## [Dane wejściowe]
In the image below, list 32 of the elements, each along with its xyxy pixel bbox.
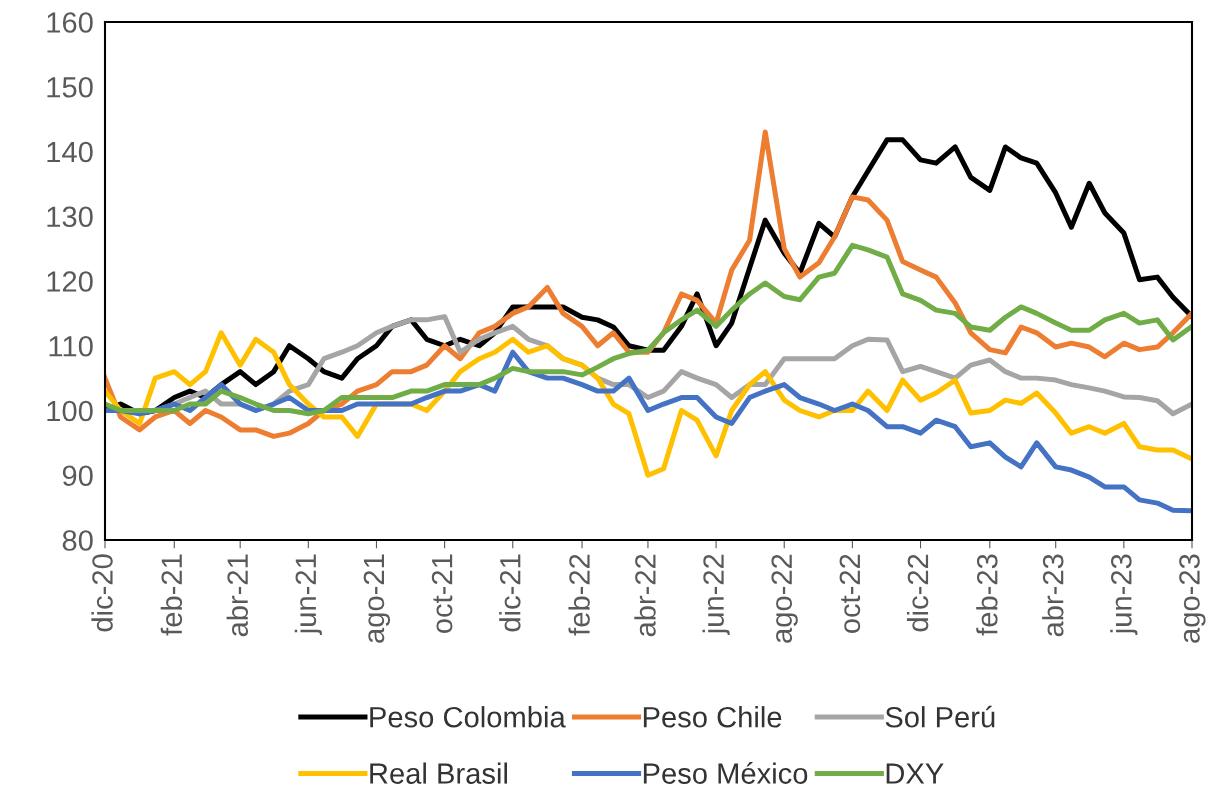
y-tick-label: 160	[47, 12, 93, 33]
legend-label: Peso México	[643, 762, 808, 784]
y-tick-label: 80	[62, 530, 93, 551]
y-tick-label: 110	[49, 335, 93, 357]
y-tick-label: 100	[47, 400, 93, 422]
y-tick-label: 120	[47, 271, 93, 292]
x-tick-label: ago-21	[363, 554, 391, 643]
y-tick-label: 140	[47, 141, 93, 163]
x-tick-label: jun-23	[1110, 554, 1138, 635]
x-tick-label: feb-23	[976, 554, 998, 636]
x-tick-label: jun-22	[702, 554, 730, 635]
x-tick-label: ago-22	[771, 554, 798, 643]
x-tick-label: feb-22	[568, 554, 590, 636]
x-tick-label: abr-23	[1042, 554, 1064, 637]
y-tick-label: 130	[47, 206, 93, 228]
x-tick-label: dic-20	[91, 554, 113, 632]
x-tick-label: abr-22	[634, 554, 656, 637]
x-tick-label: abr-21	[226, 554, 249, 637]
x-tick-label: dic-21	[499, 554, 521, 632]
x-tick-label: jun-21	[294, 554, 322, 635]
x-tick-label: feb-21	[160, 554, 183, 636]
x-tick-label: dic-22	[906, 554, 929, 632]
legend-label: Peso Colombia	[370, 706, 566, 728]
x-tick-label: oct-22	[839, 554, 861, 634]
x-tick-label: ago-23	[1179, 554, 1206, 643]
legend-label: Real Brasil	[370, 762, 507, 784]
y-tick-label: 90	[62, 465, 93, 487]
legend-label: Peso Chile	[643, 706, 782, 728]
y-tick-label: 150	[47, 76, 93, 98]
legend-label: DXY	[886, 763, 944, 784]
x-tick-label: oct-21	[431, 554, 453, 634]
legend-label: Sol Perú	[885, 705, 995, 728]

## [Cel zadania]
Przedstaw w formie listy numerowanej wszystkie wiersze powyżej, od wiersza zawierającego „12, 93, 33]” aż do wiersza zawierającego „141, 93, 163]”, oba włącznie. Pomiń puste wiersze.

## [Odpowiedź poniżej]
1. y-tick-label: 160	[47, 12, 93, 33]
2. legend-label: Peso México	[643, 762, 808, 784]
3. y-tick-label: 80	[62, 530, 93, 551]
4. y-tick-label: 110	[49, 335, 93, 357]
5. y-tick-label: 100	[47, 400, 93, 422]
6. y-tick-label: 120	[47, 271, 93, 292]
7. x-tick-label: ago-21	[363, 554, 391, 643]
8. y-tick-label: 140	[47, 141, 93, 163]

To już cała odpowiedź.